BEGIN EXCERPTED DATA

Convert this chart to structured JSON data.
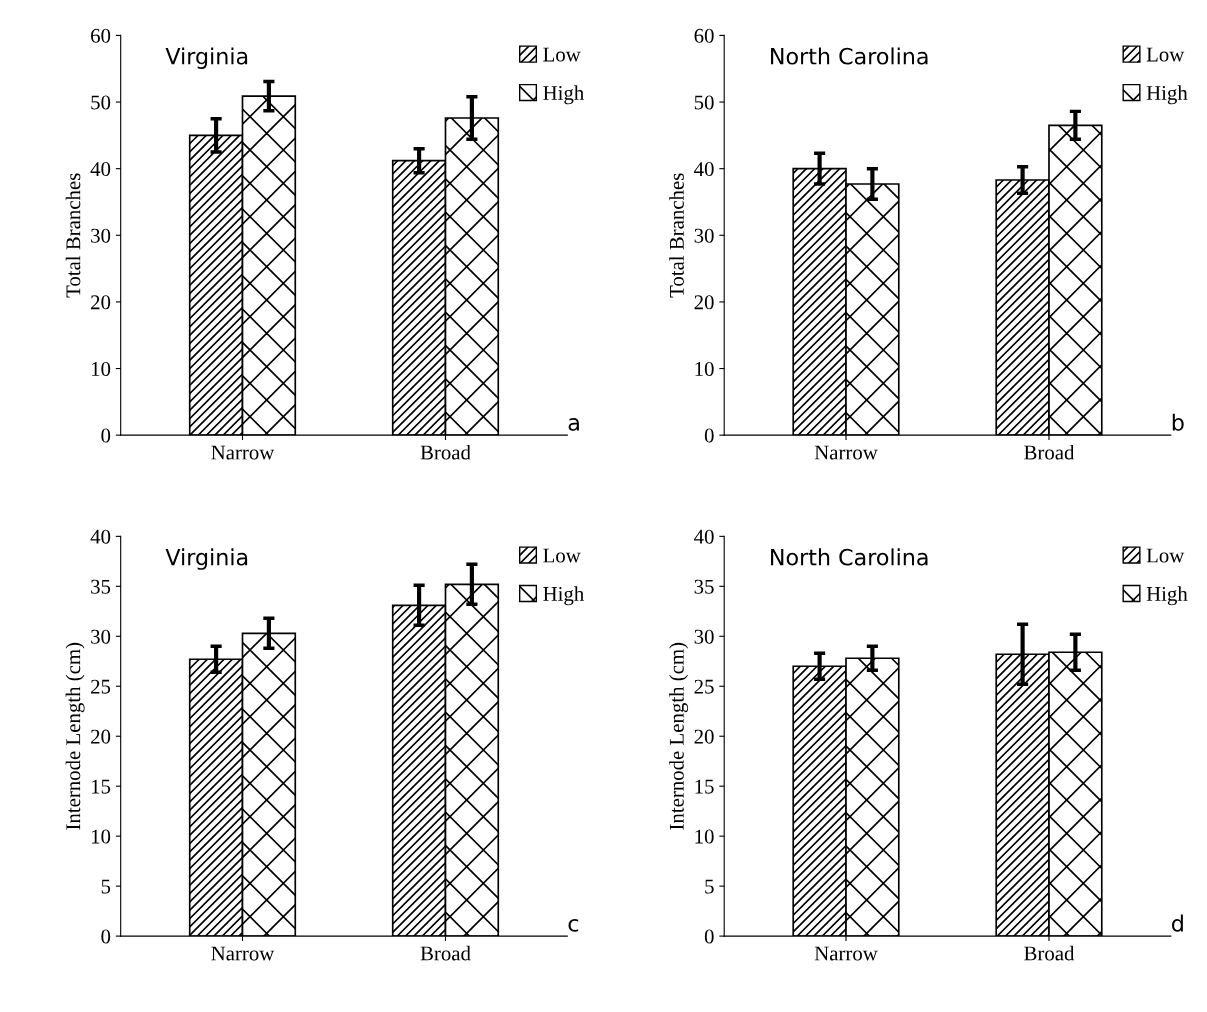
{
  "chart_data": [
    {
      "type": "bar",
      "title": "Virginia",
      "ylabel": "Total Branches",
      "categories": [
        "Narrow",
        "Broad"
      ],
      "series": [
        {
          "name": "Low",
          "color": "#000000",
          "values": [
            45.0,
            41.2
          ],
          "errors": [
            2.5,
            1.8
          ]
        },
        {
          "name": "High",
          "color": "#000000",
          "values": [
            50.9,
            47.6
          ],
          "errors": [
            2.2,
            3.2
          ]
        }
      ],
      "ylim": [
        0,
        60
      ],
      "yticks": [
        0,
        10,
        20,
        30,
        40,
        50,
        60
      ],
      "grid": false,
      "legend": "top right",
      "annotations": [
        "a"
      ]
    },
    {
      "type": "bar",
      "title": "North Carolina",
      "ylabel": "Total Branches",
      "categories": [
        "Narrow",
        "Broad"
      ],
      "series": [
        {
          "name": "Low",
          "color": "#000000",
          "values": [
            40.0,
            38.3
          ],
          "errors": [
            2.3,
            2.0
          ]
        },
        {
          "name": "High",
          "color": "#000000",
          "values": [
            37.7,
            46.5
          ],
          "errors": [
            2.3,
            2.1
          ]
        }
      ],
      "ylim": [
        0,
        60
      ],
      "yticks": [
        0,
        10,
        20,
        30,
        40,
        50,
        60
      ],
      "grid": false,
      "legend": "top right",
      "annotations": [
        "b"
      ]
    },
    {
      "type": "bar",
      "title": "Virginia",
      "ylabel": "Internode Length (cm)",
      "categories": [
        "Narrow",
        "Broad"
      ],
      "series": [
        {
          "name": "Low",
          "color": "#000000",
          "values": [
            27.7,
            33.1
          ],
          "errors": [
            1.3,
            2.0
          ]
        },
        {
          "name": "High",
          "color": "#000000",
          "values": [
            30.3,
            35.2
          ],
          "errors": [
            1.5,
            2.0
          ]
        }
      ],
      "ylim": [
        0,
        40
      ],
      "yticks": [
        0,
        5,
        10,
        15,
        20,
        25,
        30,
        35,
        40
      ],
      "grid": false,
      "legend": "top right",
      "annotations": [
        "c"
      ]
    },
    {
      "type": "bar",
      "title": "North Carolina",
      "ylabel": "Internode Length (cm)",
      "categories": [
        "Narrow",
        "Broad"
      ],
      "series": [
        {
          "name": "Low",
          "color": "#000000",
          "values": [
            27.0,
            28.2
          ],
          "errors": [
            1.3,
            3.0
          ]
        },
        {
          "name": "High",
          "color": "#000000",
          "values": [
            27.8,
            28.4
          ],
          "errors": [
            1.2,
            1.8
          ]
        }
      ],
      "ylim": [
        0,
        40
      ],
      "yticks": [
        0,
        5,
        10,
        15,
        20,
        25,
        30,
        35,
        40
      ],
      "grid": false,
      "legend": "top right",
      "annotations": [
        "d"
      ]
    }
  ]
}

END EXCERPTED DATA

# WHAT TO WORK ON
Your task is to transcribe all of the records precisely, with no images included.

# SOLUTION TO THE PROBLEM
Convert this chart to structured JSON data.
{
  "chart_data": [
    {
      "type": "bar",
      "title": "Virginia",
      "ylabel": "Total Branches",
      "categories": [
        "Narrow",
        "Broad"
      ],
      "series": [
        {
          "name": "Low",
          "color": "#000000",
          "values": [
            45.0,
            41.2
          ],
          "errors": [
            2.5,
            1.8
          ]
        },
        {
          "name": "High",
          "color": "#000000",
          "values": [
            50.9,
            47.6
          ],
          "errors": [
            2.2,
            3.2
          ]
        }
      ],
      "ylim": [
        0,
        60
      ],
      "yticks": [
        0,
        10,
        20,
        30,
        40,
        50,
        60
      ],
      "grid": false,
      "legend": "top right",
      "annotations": [
        "a"
      ]
    },
    {
      "type": "bar",
      "title": "North Carolina",
      "ylabel": "Total Branches",
      "categories": [
        "Narrow",
        "Broad"
      ],
      "series": [
        {
          "name": "Low",
          "color": "#000000",
          "values": [
            40.0,
            38.3
          ],
          "errors": [
            2.3,
            2.0
          ]
        },
        {
          "name": "High",
          "color": "#000000",
          "values": [
            37.7,
            46.5
          ],
          "errors": [
            2.3,
            2.1
          ]
        }
      ],
      "ylim": [
        0,
        60
      ],
      "yticks": [
        0,
        10,
        20,
        30,
        40,
        50,
        60
      ],
      "grid": false,
      "legend": "top right",
      "annotations": [
        "b"
      ]
    },
    {
      "type": "bar",
      "title": "Virginia",
      "ylabel": "Internode Length (cm)",
      "categories": [
        "Narrow",
        "Broad"
      ],
      "series": [
        {
          "name": "Low",
          "color": "#000000",
          "values": [
            27.7,
            33.1
          ],
          "errors": [
            1.3,
            2.0
          ]
        },
        {
          "name": "High",
          "color": "#000000",
          "values": [
            30.3,
            35.2
          ],
          "errors": [
            1.5,
            2.0
          ]
        }
      ],
      "ylim": [
        0,
        40
      ],
      "yticks": [
        0,
        5,
        10,
        15,
        20,
        25,
        30,
        35,
        40
      ],
      "grid": false,
      "legend": "top right",
      "annotations": [
        "c"
      ]
    },
    {
      "type": "bar",
      "title": "North Carolina",
      "ylabel": "Internode Length (cm)",
      "categories": [
        "Narrow",
        "Broad"
      ],
      "series": [
        {
          "name": "Low",
          "color": "#000000",
          "values": [
            27.0,
            28.2
          ],
          "errors": [
            1.3,
            3.0
          ]
        },
        {
          "name": "High",
          "color": "#000000",
          "values": [
            27.8,
            28.4
          ],
          "errors": [
            1.2,
            1.8
          ]
        }
      ],
      "ylim": [
        0,
        40
      ],
      "yticks": [
        0,
        5,
        10,
        15,
        20,
        25,
        30,
        35,
        40
      ],
      "grid": false,
      "legend": "top right",
      "annotations": [
        "d"
      ]
    }
  ]
}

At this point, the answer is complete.